> Rows from a figure dataset

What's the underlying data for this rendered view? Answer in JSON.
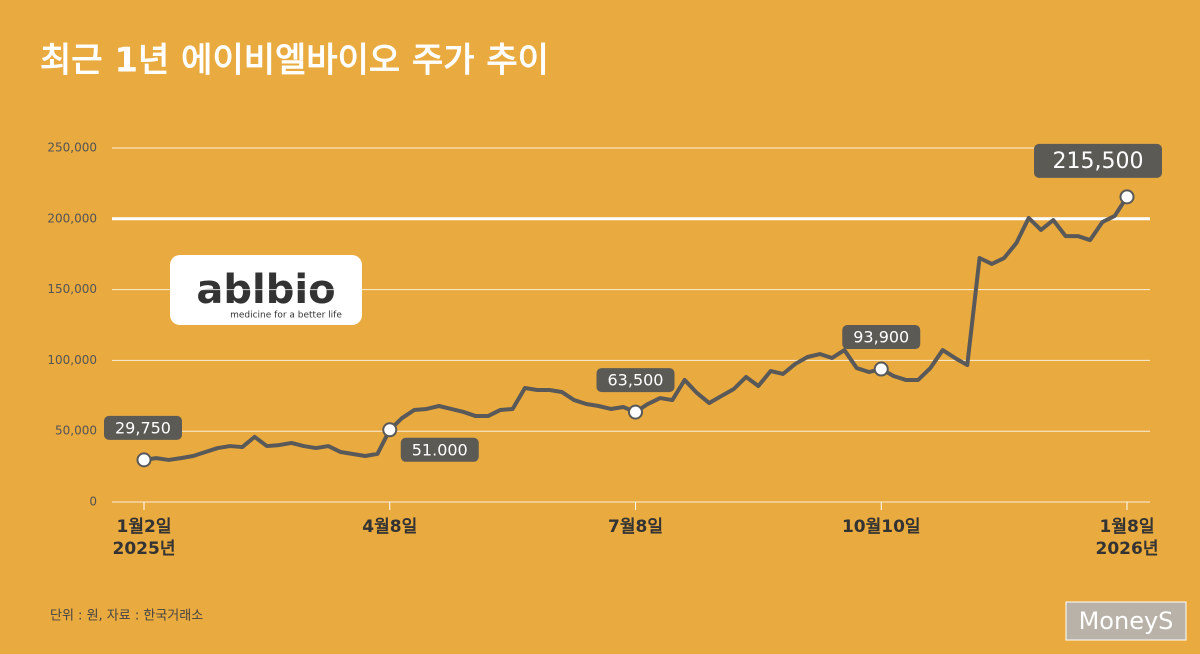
{
  "chart_data": {
    "type": "line",
    "title": "최근 1년 에이비엘바이오 주가 추이",
    "note": "단위 : 원, 자료 : 한국거래소",
    "logo": {
      "name": "ablbio",
      "tagline": "medicine for a better life"
    },
    "source_mark": "MoneyS",
    "categories": [
      "1월2일\n2025년",
      null,
      null,
      null,
      null,
      null,
      null,
      null,
      null,
      null,
      null,
      null,
      null,
      null,
      null,
      null,
      null,
      null,
      null,
      null,
      "4월8일",
      null,
      null,
      null,
      null,
      null,
      null,
      null,
      null,
      null,
      null,
      null,
      null,
      null,
      null,
      null,
      null,
      null,
      null,
      null,
      "7월8일",
      null,
      null,
      null,
      null,
      null,
      null,
      null,
      null,
      null,
      null,
      null,
      null,
      null,
      null,
      null,
      null,
      null,
      null,
      null,
      "10월10일",
      null,
      null,
      null,
      null,
      null,
      null,
      null,
      null,
      null,
      null,
      null,
      null,
      null,
      null,
      null,
      null,
      null,
      null,
      null,
      "1월8일\n2026년"
    ],
    "series": [
      {
        "name": "에이비엘바이오",
        "color": "#595959",
        "values": [
          29750,
          31000,
          29700,
          31000,
          32500,
          35300,
          38100,
          39500,
          38800,
          46000,
          39500,
          40200,
          41700,
          39500,
          38100,
          39500,
          35300,
          33900,
          32500,
          34000,
          51000,
          59300,
          65000,
          65700,
          67800,
          65700,
          63600,
          60700,
          60700,
          65000,
          65700,
          80500,
          79100,
          79100,
          77700,
          72000,
          69200,
          67800,
          65700,
          67100,
          63500,
          69200,
          73400,
          72000,
          86200,
          77000,
          69900,
          74900,
          79800,
          88300,
          81900,
          92500,
          90400,
          97500,
          102400,
          104500,
          101700,
          107300,
          94600,
          91800,
          93900,
          89000,
          86200,
          86200,
          94600,
          107300,
          101700,
          96700,
          172300,
          168100,
          172300,
          182900,
          200600,
          192100,
          199100,
          187800,
          187800,
          185000,
          197700,
          202000,
          215500
        ],
        "value_labels": [
          "29,750",
          null,
          null,
          null,
          null,
          null,
          null,
          null,
          null,
          null,
          null,
          null,
          null,
          null,
          null,
          null,
          null,
          null,
          null,
          null,
          "51.000",
          null,
          null,
          null,
          null,
          null,
          null,
          null,
          null,
          null,
          null,
          null,
          null,
          null,
          null,
          null,
          null,
          null,
          null,
          null,
          "63,500",
          null,
          null,
          null,
          null,
          null,
          null,
          null,
          null,
          null,
          null,
          null,
          null,
          null,
          null,
          null,
          null,
          null,
          null,
          null,
          "93,900",
          null,
          null,
          null,
          null,
          null,
          null,
          null,
          null,
          null,
          null,
          null,
          null,
          null,
          null,
          null,
          null,
          null,
          null,
          null,
          "215,500"
        ]
      }
    ],
    "ylim": [
      0,
      250000
    ],
    "yticks": [
      {
        "value": 0,
        "label": "0"
      },
      {
        "value": 50000,
        "label": "50,000"
      },
      {
        "value": 100000,
        "label": "100,000"
      },
      {
        "value": 150000,
        "label": "150,000"
      },
      {
        "value": 200000,
        "label": "200,000"
      },
      {
        "value": 250000,
        "label": "250,000"
      }
    ],
    "reference_line": 200000,
    "grid": true
  }
}
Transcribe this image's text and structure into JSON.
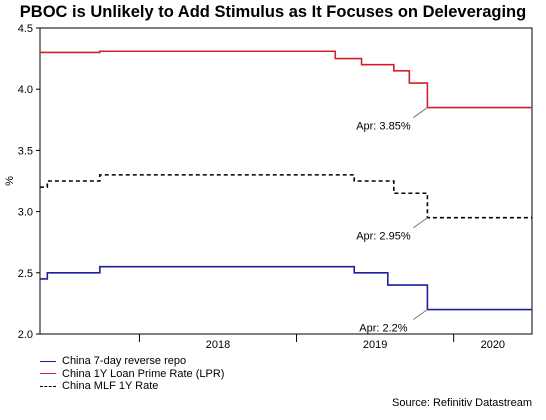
{
  "chart_data": {
    "type": "line",
    "title": "PBOC is Unlikely to Add Stimulus as It Focuses on Deleveraging",
    "ylabel": "%",
    "xlabel": "",
    "ylim": [
      2.0,
      4.5
    ],
    "xlim": [
      "2017-05-15",
      "2020-07-01"
    ],
    "yticks": [
      "2.0",
      "2.5",
      "3.0",
      "3.5",
      "4.0",
      "4.5"
    ],
    "xticks": [
      {
        "label": "2018",
        "date": "2018-01-01"
      },
      {
        "label": "2019",
        "date": "2019-01-01"
      },
      {
        "label": "2020",
        "date": "2020-01-01"
      }
    ],
    "grid": false,
    "legend_position": "bottom-left",
    "series": [
      {
        "name": "China 7-day reverse repo",
        "color": "#1f1f9e",
        "dash": "solid",
        "x": [
          "2017-05-15",
          "2017-06-01",
          "2017-10-01",
          "2019-05-15",
          "2019-08-01",
          "2019-08-25",
          "2019-11-01",
          "2020-07-01"
        ],
        "y": [
          2.45,
          2.5,
          2.55,
          2.5,
          2.4,
          2.4,
          2.2,
          2.2
        ]
      },
      {
        "name": "China 1Y Loan Prime Rate (LPR)",
        "color": "#d0202a",
        "dash": "solid",
        "x": [
          "2017-05-15",
          "2017-10-01",
          "2019-03-01",
          "2019-04-01",
          "2019-06-01",
          "2019-08-15",
          "2019-09-20",
          "2019-10-20",
          "2019-11-01",
          "2020-07-01"
        ],
        "y": [
          4.3,
          4.31,
          4.31,
          4.25,
          4.2,
          4.15,
          4.05,
          4.05,
          3.85,
          3.85
        ]
      },
      {
        "name": "China MLF 1Y Rate",
        "color": "#000000",
        "dash": "dashed",
        "x": [
          "2017-05-15",
          "2017-06-01",
          "2017-10-01",
          "2019-05-15",
          "2019-08-15",
          "2019-09-15",
          "2019-10-25",
          "2019-11-01",
          "2020-07-01"
        ],
        "y": [
          3.2,
          3.25,
          3.3,
          3.25,
          3.15,
          3.15,
          3.15,
          2.95,
          2.95
        ]
      }
    ],
    "annotations": [
      {
        "text": "Apr: 3.85%",
        "series": 1,
        "x": "2019-11-01",
        "y": 3.85
      },
      {
        "text": "Apr: 2.95%",
        "series": 2,
        "x": "2019-11-01",
        "y": 2.95
      },
      {
        "text": "Apr: 2.2%",
        "series": 0,
        "x": "2019-11-01",
        "y": 2.2
      }
    ]
  },
  "source": "Source: Refinitiv Datastream"
}
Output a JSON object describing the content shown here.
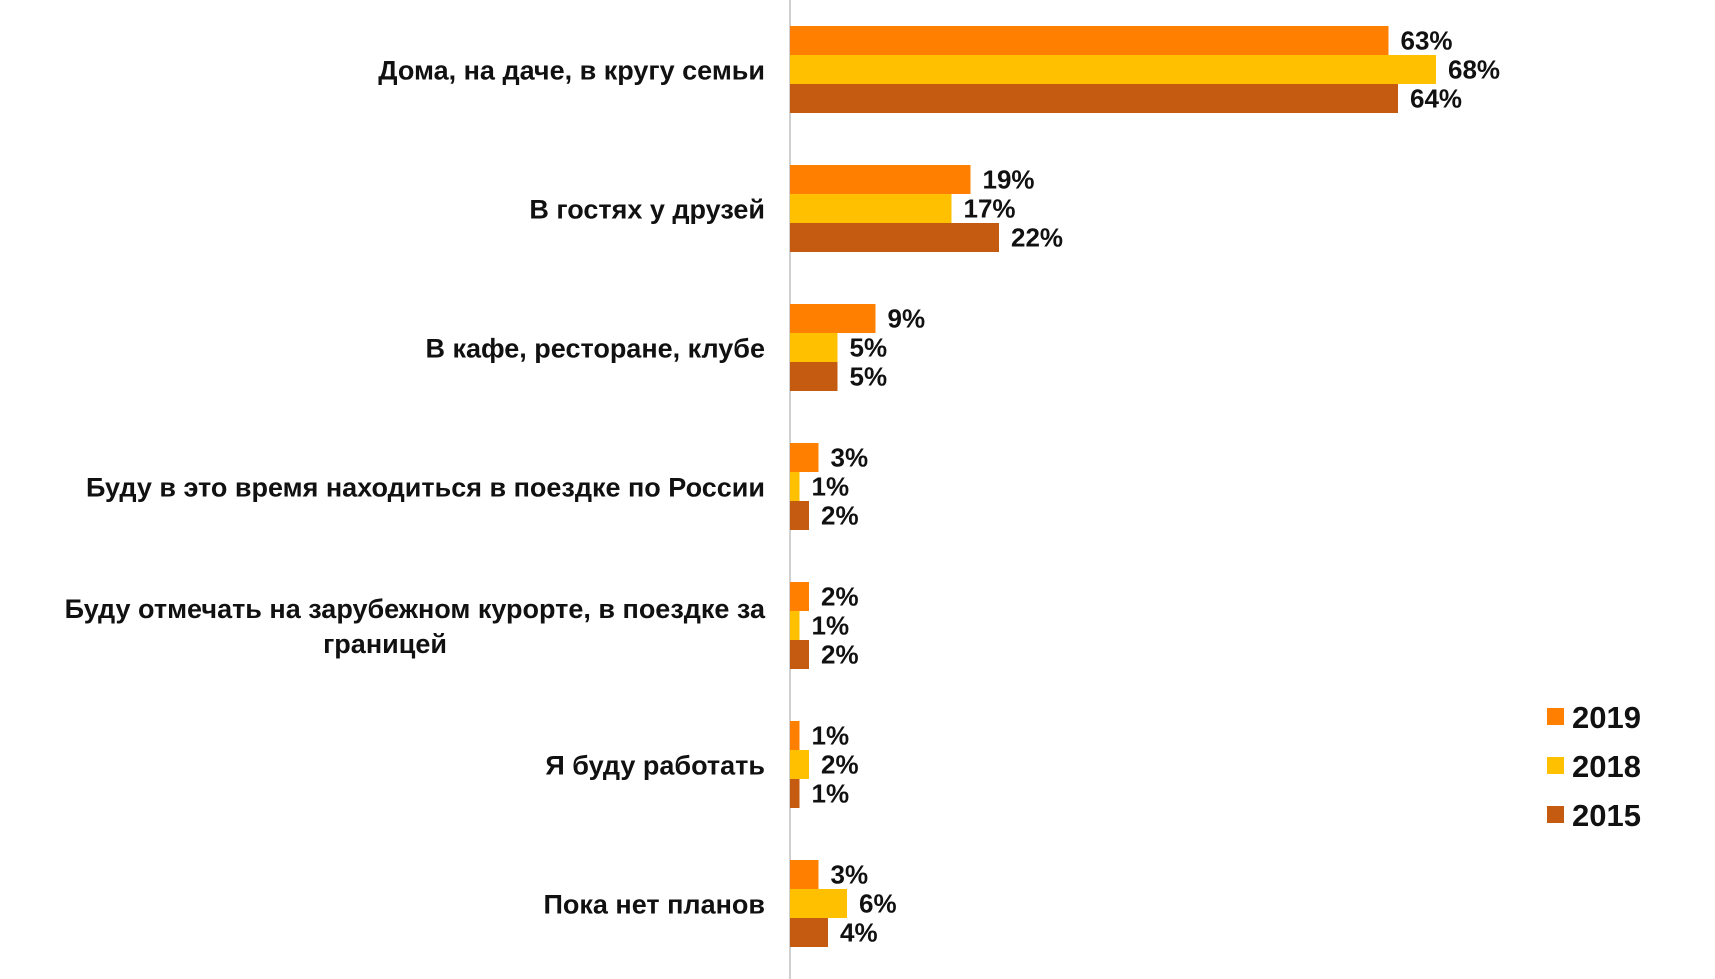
{
  "chart_data": {
    "type": "bar",
    "orientation": "horizontal",
    "categories": [
      "Дома, на даче, в кругу семьи",
      "В гостях у друзей",
      "В кафе, ресторане, клубе",
      "Буду в это время находиться в поездке по России",
      "Буду отмечать на зарубежном курорте, в поездке за границей",
      "Я буду работать",
      "Пока нет планов"
    ],
    "category_lines": [
      [
        "Дома, на даче, в кругу семьи"
      ],
      [
        "В гостях у друзей"
      ],
      [
        "В кафе, ресторане, клубе"
      ],
      [
        "Буду в это время находиться в поездке по России"
      ],
      [
        "Буду отмечать на зарубежном курорте, в поездке за",
        "границей"
      ],
      [
        "Я буду работать"
      ],
      [
        "Пока нет планов"
      ]
    ],
    "series": [
      {
        "name": "2019",
        "color": "#FF8000",
        "values": [
          63,
          19,
          9,
          3,
          2,
          1,
          3
        ]
      },
      {
        "name": "2018",
        "color": "#FFC000",
        "values": [
          68,
          17,
          5,
          1,
          1,
          2,
          6
        ]
      },
      {
        "name": "2015",
        "color": "#C55A11",
        "values": [
          64,
          22,
          5,
          2,
          2,
          1,
          4
        ]
      }
    ],
    "value_suffix": "%",
    "legend_position": "right",
    "grid": false,
    "xlim": [
      0,
      70
    ]
  }
}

> Aim of the task
Look through the records and gather every line containing "ресторане".

> Result of the task
      "В кафе, ресторане, клубе",
        "В кафе, ресторане, клубе"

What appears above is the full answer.